*Consigne 1*: Repérez dans les entrées ci-dessous chaque ligne qui contient le mot « image » et recopiez-la intégralement. Tenez compte des majuscules et des minuscules.

*Passage extrait*:
>>>>>

Et en prononçant ces mots, elle baissait les yeux; la main dont elle me tenait embrassée me serrait plus fortement; celle qu'elle avait appuyée sur mon genou pressait davantage; elle m'attirait sur elle; mon visage se trouvait placé sur le sien, elle soupirait, elle se renversait sur sa chaise, elle tremblait; on eût dit qu'elle avait à me confier quelque chose, et qu'elle n'osait, elle versait des larmes, et puis elle me disait: «Ah! sœur Suzanne, vous ne m'aimez pas!
– Je ne vous aime pas, chère mère!
– Non.
– Et dites-moi ce qu'il faut que je fasse pour vous le prouver.
– Il faudrait que vous le devinassiez.
– Je cherche, je ne devine rien.»
Cependant elle avait levé son linge de cou, et avait mis une de mes mains sur sa gorge; elle se taisait, je me taisais aussi; elle paraissait goûter le plus grand plaisir. Elle m'invitait à lui baiser le front, les joues, les yeux et la bouche; et je lui obéissais: je ne crois pas qu'il y eût du mal à cela; cependant son plaisir s'accroissait; et comme je ne demandais pas mieux que d'ajouter à son bonheur d'une manière innocente, je lui baisais encore le front, les joues, les yeux et la bouche. La main qu'elle avait posée sur mon genou se promenait sur tous mes vêtements, depuis l'extrémité de mes pieds jusqu'à ma ceinture, me pressant tantôt dans un endroit, tantôt dans un autre; elle m'exhortait en bégayant, et d'une voix altérée et basse, à redoubler mes caresses, je les redoublais; enfin il vint un moment, je ne sais si ce fut de plaisir ou de peine, où elle devint pâle comme la mort; ses yeux se fermèrent, tout son corps se tendit avec violence, ses lèvres se pressèrent d'abord, elles étaient humectées comme d'une mousse légère; puis sa bouche s'entr'ouvrit, et elle me parut mourir en poussant un profond soupir. Je me levai brusquement; je crus qu'elle se trouvait mal; je voulais sortir, appeler. Elle entr'ouvrit faiblement les yeux, et me dit d'une voix éteinte: «Innocente! ce n'est rien; qu'allez-vous faire? arrêtez...» 
Je la regardai avec des yeux hébétés, incertaine si je resterais ou si je sortirais. Elle rouvrit encore les yeux; elle ne pouvait plus parler du tout; elle me fit signe d'approcher et de me replacer sur ses genoux. Je ne sais ce qui se passait en moi; je craignais, je tremblais, le cœur me palpitait, j'avais de la peine à respirer, je me sentais troublée, oppressée, agitée, j'avais peur; il me semblait que les forces m'abandonnaient et que j'allais défaillir; cependant je ne saurais dire que ce fût de la peine que je ressentisse.
J'allais près d'elle; elle me fit signe encore de la main de m'asseoir sur ses genoux; je m'assis; elle était comme morte, et moi comme si j'allais mourir. Nous demeurâmes assez longtemps l'une et l'autre dans cet état singulier. Si quelque religieuse fût survenue, en vérité elle eût été bien effrayée; elle aurait imaginé, ou que nous nous étions trouvées mal, ou que nous nous étions endormies. Cependant cette bonne supérieure, car il est impossible d'être si sensible et de n'être pas bonne, me parut revenir à elle. Elle était toujours renversée sur sa chaise; ses yeux étaient toujours fermés, mais son visage s'était animé des plus belles couleurs: elle prenait une de mes mains qu'elle baisait,
et moi je lui disais: «Ah! chère mère, vous m'avez bien fait peur...»

<<<<<

*Données fournies*:
>>>>>

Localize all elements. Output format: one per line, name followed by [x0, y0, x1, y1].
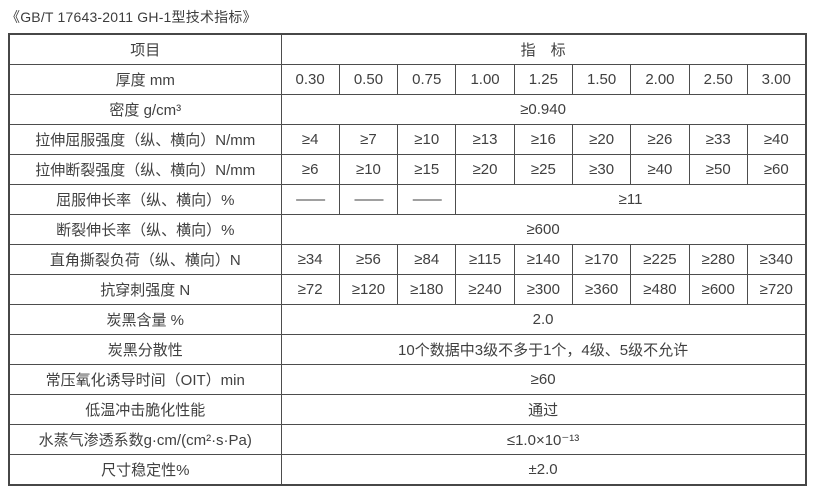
value-cell: ≥170 [571, 244, 632, 275]
value-cell: ≥340 [746, 244, 807, 275]
value-cell: ≥720 [746, 274, 807, 305]
value-cell-dash: —— [397, 184, 457, 215]
col-header-item: 项目 [8, 33, 282, 65]
table-row-water-vapor-permeability: 水蒸气渗透系数g·cm/(cm²·s·Pa) ≤1.0×10⁻¹³ [8, 424, 807, 455]
value-cell: ≥60 [280, 364, 807, 395]
table-row-carbon-black-content: 炭黑含量 % 2.0 [8, 304, 807, 335]
table-row-tensile-yield-strength: 拉伸屈服强度（纵、横向）N/mm ≥4 ≥7 ≥10 ≥13 ≥16 ≥20 ≥… [8, 124, 807, 155]
value-cell: ≥240 [455, 274, 515, 305]
value-cell: ≥40 [630, 154, 690, 185]
value-cell: ≥56 [338, 244, 399, 275]
table-row-thickness: 厚度 mm 0.30 0.50 0.75 1.00 1.25 1.50 2.00… [8, 64, 807, 95]
row-label-density: 密度 g/cm³ [8, 94, 282, 125]
value-cell: ≥225 [630, 244, 690, 275]
table-row-puncture-resistance: 抗穿刺强度 N ≥72 ≥120 ≥180 ≥240 ≥300 ≥360 ≥48… [8, 274, 807, 305]
row-label-thickness: 厚度 mm [8, 64, 282, 95]
row-label-dimensional-stability: 尺寸稳定性% [8, 454, 282, 486]
value-cell: 2.50 [688, 64, 748, 95]
value-cell: ≥280 [688, 244, 748, 275]
value-cell: ≥34 [280, 244, 340, 275]
value-cell: ≥10 [338, 154, 399, 185]
value-cell: ≥360 [571, 274, 632, 305]
value-cell: ≥7 [338, 124, 399, 155]
value-cell: ±2.0 [280, 454, 807, 486]
table-row-oit: 常压氧化诱导时间（OIT）min ≥60 [8, 364, 807, 395]
row-label-break-elongation: 断裂伸长率（纵、横向）% [8, 214, 282, 245]
value-cell: ≥25 [513, 154, 573, 185]
row-label-right-angle-tear-load: 直角撕裂负荷（纵、横向）N [8, 244, 282, 275]
value-cell: 通过 [280, 394, 807, 425]
table-row-break-elongation: 断裂伸长率（纵、横向）% ≥600 [8, 214, 807, 245]
value-cell: 0.75 [397, 64, 457, 95]
row-label-low-temp-brittleness: 低温冲击脆化性能 [8, 394, 282, 425]
value-cell: 1.00 [455, 64, 515, 95]
value-cell: ≥115 [455, 244, 515, 275]
value-cell-dash: —— [338, 184, 399, 215]
value-cell: ≤1.0×10⁻¹³ [280, 424, 807, 455]
value-cell: ≥20 [455, 154, 515, 185]
value-cell: ≥30 [571, 154, 632, 185]
table-row-right-angle-tear-load: 直角撕裂负荷（纵、横向）N ≥34 ≥56 ≥84 ≥115 ≥140 ≥170… [8, 244, 807, 275]
value-cell: ≥11 [455, 184, 807, 215]
value-cell: ≥26 [630, 124, 690, 155]
value-cell: ≥480 [630, 274, 690, 305]
value-cell: ≥50 [688, 154, 748, 185]
value-cell: ≥72 [280, 274, 340, 305]
value-cell: ≥600 [280, 214, 807, 245]
row-label-puncture-resistance: 抗穿刺强度 N [8, 274, 282, 305]
value-cell: 3.00 [746, 64, 807, 95]
value-cell: ≥120 [338, 274, 399, 305]
value-cell: ≥10 [397, 124, 457, 155]
table-row-carbon-black-dispersion: 炭黑分散性 10个数据中3级不多于1个，4级、5级不允许 [8, 334, 807, 365]
row-label-water-vapor-permeability: 水蒸气渗透系数g·cm/(cm²·s·Pa) [8, 424, 282, 455]
table-row-yield-elongation: 屈服伸长率（纵、横向）% —— —— —— ≥11 [8, 184, 807, 215]
value-cell: ≥13 [455, 124, 515, 155]
value-cell: ≥600 [688, 274, 748, 305]
value-cell: 2.0 [280, 304, 807, 335]
table-row-dimensional-stability: 尺寸稳定性% ±2.0 [8, 454, 807, 486]
table-row-header: 项目 指 标 [8, 33, 807, 65]
value-cell: ≥60 [746, 154, 807, 185]
row-label-carbon-black-content: 炭黑含量 % [8, 304, 282, 335]
value-cell: ≥20 [571, 124, 632, 155]
row-label-carbon-black-dispersion: 炭黑分散性 [8, 334, 282, 365]
row-label-tensile-yield-strength: 拉伸屈服强度（纵、横向）N/mm [8, 124, 282, 155]
value-cell: ≥4 [280, 124, 340, 155]
value-cell: ≥180 [397, 274, 457, 305]
value-cell-dash: —— [280, 184, 340, 215]
value-cell: ≥300 [513, 274, 573, 305]
value-cell: ≥33 [688, 124, 748, 155]
value-cell: 0.30 [280, 64, 340, 95]
row-label-tensile-break-strength: 拉伸断裂强度（纵、横向）N/mm [8, 154, 282, 185]
row-label-oit: 常压氧化诱导时间（OIT）min [8, 364, 282, 395]
spec-table: 项目 指 标 厚度 mm 0.30 0.50 0.75 1.00 1.25 1.… [8, 33, 807, 486]
page-title: 《GB/T 17643-2011 GH-1型技术指标》 [6, 9, 257, 25]
value-cell: 0.50 [338, 64, 399, 95]
table-row-tensile-break-strength: 拉伸断裂强度（纵、横向）N/mm ≥6 ≥10 ≥15 ≥20 ≥25 ≥30 … [8, 154, 807, 185]
value-cell: 10个数据中3级不多于1个，4级、5级不允许 [280, 334, 807, 365]
table-row-low-temp-brittleness: 低温冲击脆化性能 通过 [8, 394, 807, 425]
col-header-indicator: 指 标 [280, 33, 807, 65]
table-row-density: 密度 g/cm³ ≥0.940 [8, 94, 807, 125]
value-cell: ≥0.940 [280, 94, 807, 125]
value-cell: ≥140 [513, 244, 573, 275]
value-cell: ≥15 [397, 154, 457, 185]
value-cell: 1.50 [571, 64, 632, 95]
value-cell: ≥16 [513, 124, 573, 155]
value-cell: 1.25 [513, 64, 573, 95]
value-cell: ≥6 [280, 154, 340, 185]
value-cell: 2.00 [630, 64, 690, 95]
value-cell: ≥84 [397, 244, 457, 275]
row-label-yield-elongation: 屈服伸长率（纵、横向）% [8, 184, 282, 215]
value-cell: ≥40 [746, 124, 807, 155]
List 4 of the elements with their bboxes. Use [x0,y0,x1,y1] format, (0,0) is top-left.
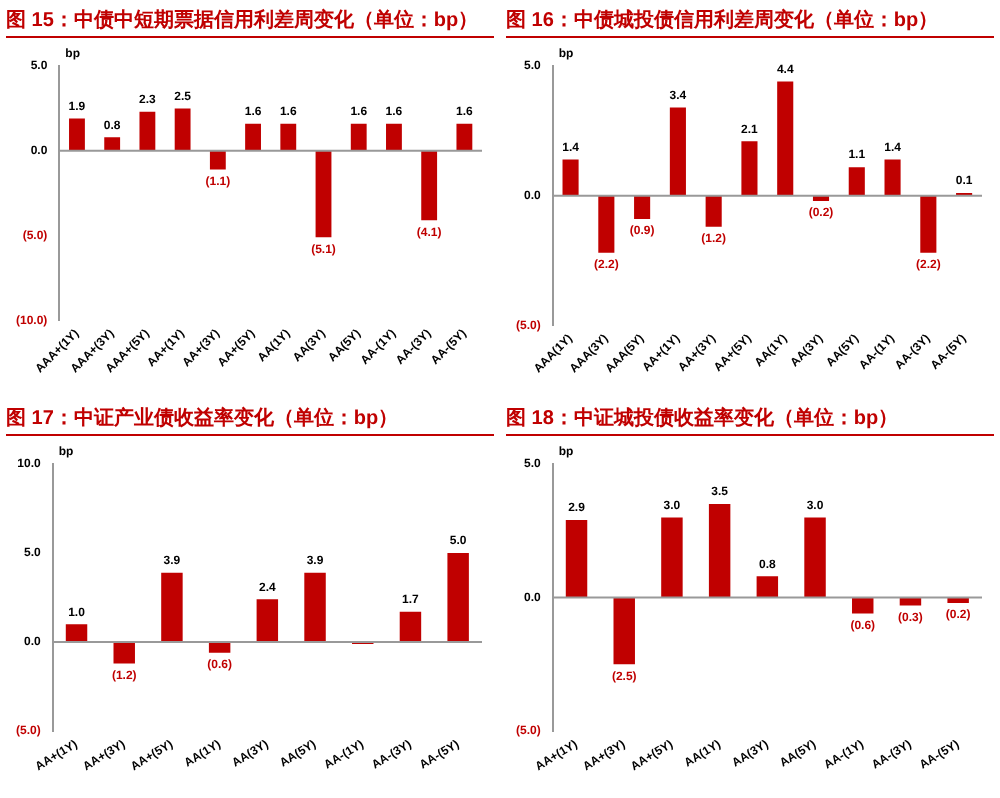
chart-title: 图 17：中证产业债收益率变化（单位：bp） [6,404,494,436]
chart-title: 图 18：中证城投债收益率变化（单位：bp） [506,404,994,436]
chart-title: 图 15：中债中短期票据信用利差周变化（单位：bp） [6,6,494,38]
chart-title: 图 16：中债城投债信用利差周变化（单位：bp） [506,6,994,38]
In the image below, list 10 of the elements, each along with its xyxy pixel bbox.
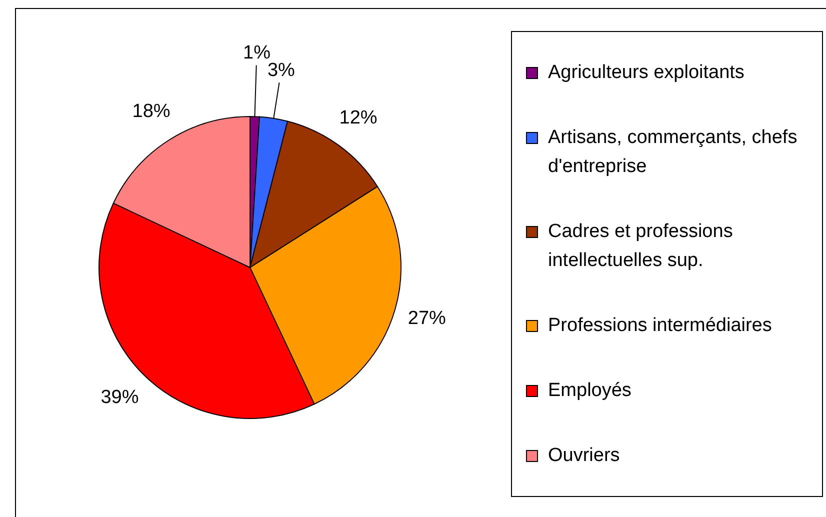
data-label: 12%	[339, 108, 378, 129]
legend-label: Professions intermédiaires	[548, 314, 772, 338]
legend-label: Ouvriers	[548, 444, 620, 468]
legend-label: Cadres et professions intellectuelles sup.	[548, 220, 734, 273]
data-label: 27%	[408, 308, 446, 330]
legend-label: Agriculteurs exploitants	[548, 61, 744, 85]
data-label: 39%	[100, 387, 139, 408]
legend-label: Employés	[548, 379, 632, 403]
legend-label: Artisans, commerçants, chefs d'entreprise	[548, 126, 798, 179]
data-label: 18%	[132, 101, 170, 122]
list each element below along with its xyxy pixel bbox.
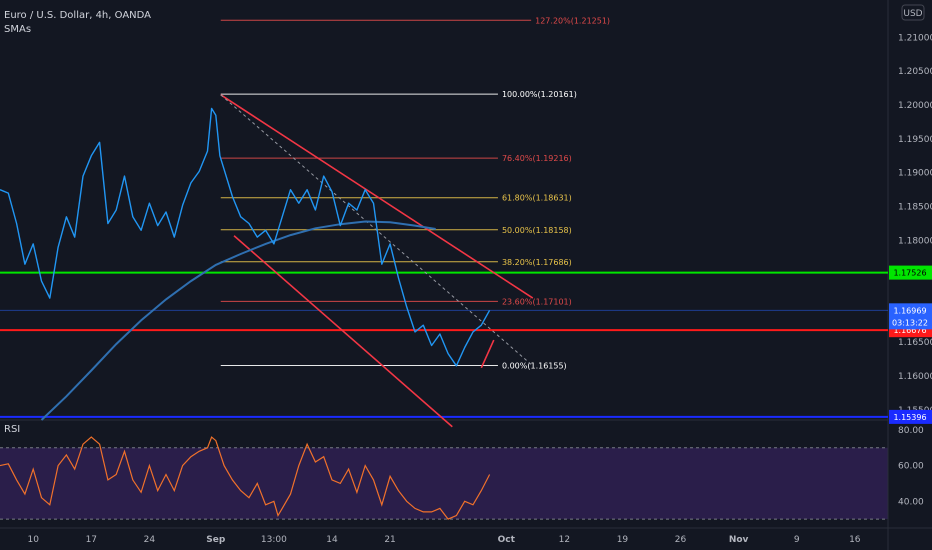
time-tick-label: 16 [849,535,861,545]
trend-channel[interactable] [220,94,534,428]
currency-badge[interactable] [901,4,925,21]
time-tick-label: 26 [675,535,687,545]
fib-level-label: 0.00%(1.16155) [502,361,567,370]
price-tick-label: 1.20000 [898,101,932,111]
price-tick-label: 1.16500 [898,338,932,348]
symbol-title[interactable]: Euro / U.S. Dollar, 4h, OANDA [4,10,151,21]
sma-layer [40,220,436,421]
time-tick-label: 10 [27,535,39,545]
price-tag-bg [889,409,932,424]
time-tick-label: 19 [617,535,629,545]
rsi-tick-label: 60.00 [898,462,924,472]
time-tick-label: 12 [559,535,570,545]
price-layer [0,107,491,367]
price-tick-label: 1.18500 [898,203,932,213]
time-axis[interactable]: 10 17 24 Sep 13:00 14 21 Oct 12 19 26 Nov 9 16 [27,535,860,545]
fib-level-label: 127.20%(1.21251) [535,16,610,25]
price-axis[interactable]: 1.21000 1.20500 1.20000 1.19500 1.19000 1.185… [898,33,932,416]
channel-upper-line [220,94,534,299]
rsi-line [0,436,491,520]
price-tag-bg [889,265,932,280]
fib-level-label: 23.60%(1.17101) [502,297,572,306]
last-price-tag-label: 1.16969 [893,306,926,315]
fib-level-label: 38.20%(1.17686) [502,258,572,267]
time-tick-label: Oct [498,535,516,545]
time-tick-label: 14 [326,535,338,545]
fib-level-label: 76.40%(1.19216) [502,154,572,163]
bar-countdown-label: 03:13:22 [892,318,928,327]
time-tick-label: Sep [206,535,226,545]
rsi-title: RSI [4,424,20,435]
price-tick-label: 1.18000 [898,236,932,246]
time-tick-label: 9 [794,535,800,545]
time-tick-label: 24 [144,535,156,545]
price-tick-label: 1.16000 [898,372,932,382]
rsi-axis[interactable]: 80.00 60.00 40.00 [898,426,924,507]
currency-label: USD [903,9,922,19]
price-tick-label: 1.19500 [898,135,932,145]
fib-level-label: 50.00%(1.18158) [502,226,572,235]
price-tag-label: 1.16676 [893,326,926,335]
channel-lower-line [233,235,453,428]
time-tick-label: Nov [729,535,749,545]
price-tick-label: 1.21000 [898,33,932,43]
price-tick-label: 1.20500 [898,67,932,77]
price-tags: 1.17526 1.16676 1.15396 1.16969 03:13:22 [889,265,932,424]
price-line [0,107,491,367]
price-tag-label: 1.15396 [893,413,926,422]
rsi-band [0,447,888,520]
fib-level-label: 100.00%(1.20161) [502,90,577,99]
price-tag-label: 1.17526 [893,269,926,278]
indicator-name[interactable]: SMAs [4,24,31,35]
time-tick-label: 21 [384,535,395,545]
time-tick-label: 17 [86,535,97,545]
last-price-tag-bg [889,303,932,330]
fib-level-label: 61.80%(1.18631) [502,194,572,203]
support-lines[interactable] [0,271,888,418]
rsi-tick-label: 80.00 [898,426,924,436]
rsi-tick-label: 40.00 [898,497,924,507]
fibonacci-retracement[interactable]: 127.20%(1.21251) 100.00%(1.20161) 76.40%(1… [220,16,610,370]
sma-line [40,220,436,421]
rsi-layer [0,436,888,520]
rebound-trendline [480,339,495,369]
time-tick-label: 13:00 [261,535,287,545]
price-tick-label: 1.19000 [898,169,932,179]
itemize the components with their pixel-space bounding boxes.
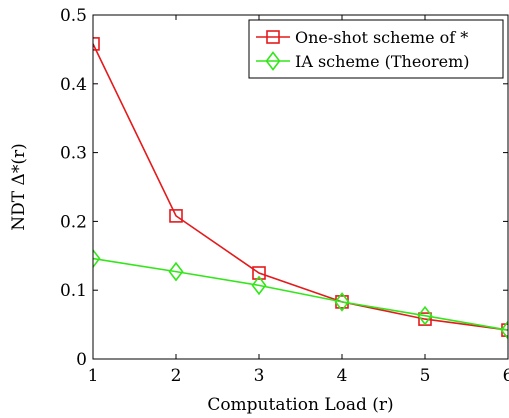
legend-item: One-shot scheme of * <box>256 28 468 47</box>
x-axis-label: Computation Load (r) <box>207 395 393 415</box>
diamond-marker <box>251 275 267 296</box>
y-tick-label: 0.2 <box>60 212 87 232</box>
legend-item: IA scheme (Theorem) <box>256 51 469 71</box>
y-tick-label: 0 <box>76 350 87 370</box>
legend-label: IA scheme (Theorem) <box>295 52 469 71</box>
x-tick-label: 4 <box>337 366 348 386</box>
y-tick-label: 0.5 <box>60 6 87 26</box>
square-marker <box>169 209 183 223</box>
diamond-marker <box>500 320 508 340</box>
y-tick-label: 0.4 <box>60 75 87 95</box>
series-layer <box>93 37 508 340</box>
square-marker <box>252 266 266 280</box>
legend-box <box>248 19 504 79</box>
legend: One-shot scheme of * IA scheme (Theorem) <box>248 19 504 79</box>
series-line <box>93 43 508 331</box>
ticks-layer: 1 2 3 4 5 6 0 0.1 0.2 0.3 0.4 0.5 <box>60 6 509 386</box>
series-line <box>93 257 508 331</box>
y-tick-label: 0.3 <box>60 144 87 164</box>
plot-frame <box>92 14 509 360</box>
x-tick-label: 5 <box>420 366 431 386</box>
x-tick-label: 1 <box>88 366 99 386</box>
diamond-marker <box>334 292 350 312</box>
y-axis-label: NDT Δ*(r) <box>9 143 29 230</box>
diamond-marker <box>93 248 101 269</box>
square-marker <box>93 37 100 51</box>
legend-square-marker <box>266 30 280 44</box>
legend-label: One-shot scheme of * <box>295 28 468 47</box>
x-tick-label: 2 <box>171 366 182 386</box>
x-tick-label: 3 <box>254 366 265 386</box>
series-2 <box>93 248 508 340</box>
diamond-marker <box>417 305 433 326</box>
y-tick-label: 0.1 <box>60 281 87 301</box>
legend-diamond-marker <box>265 51 281 71</box>
diamond-marker <box>168 261 184 282</box>
x-tick-label: 6 <box>503 366 509 386</box>
series-1 <box>93 37 508 337</box>
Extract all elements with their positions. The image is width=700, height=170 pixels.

<<<<<

*Consigne 2*: D'après le passage extrait ci-dessus, qu'aurait imaginé une religieuse survenue pendant que la narratrice et la supérieure demeuraient dans cet état singulier ?

*Réponse 1*:
In the image below, list 10 of the elements, each along with its xyxy pixel bbox.
Extract all elements with their positions. The image is width=700, height=170 pixels.

*Réponse 2*: Elle aurait imaginé que toutes deux s'étaient trouvées mal ou qu'elles s'étaient endormies.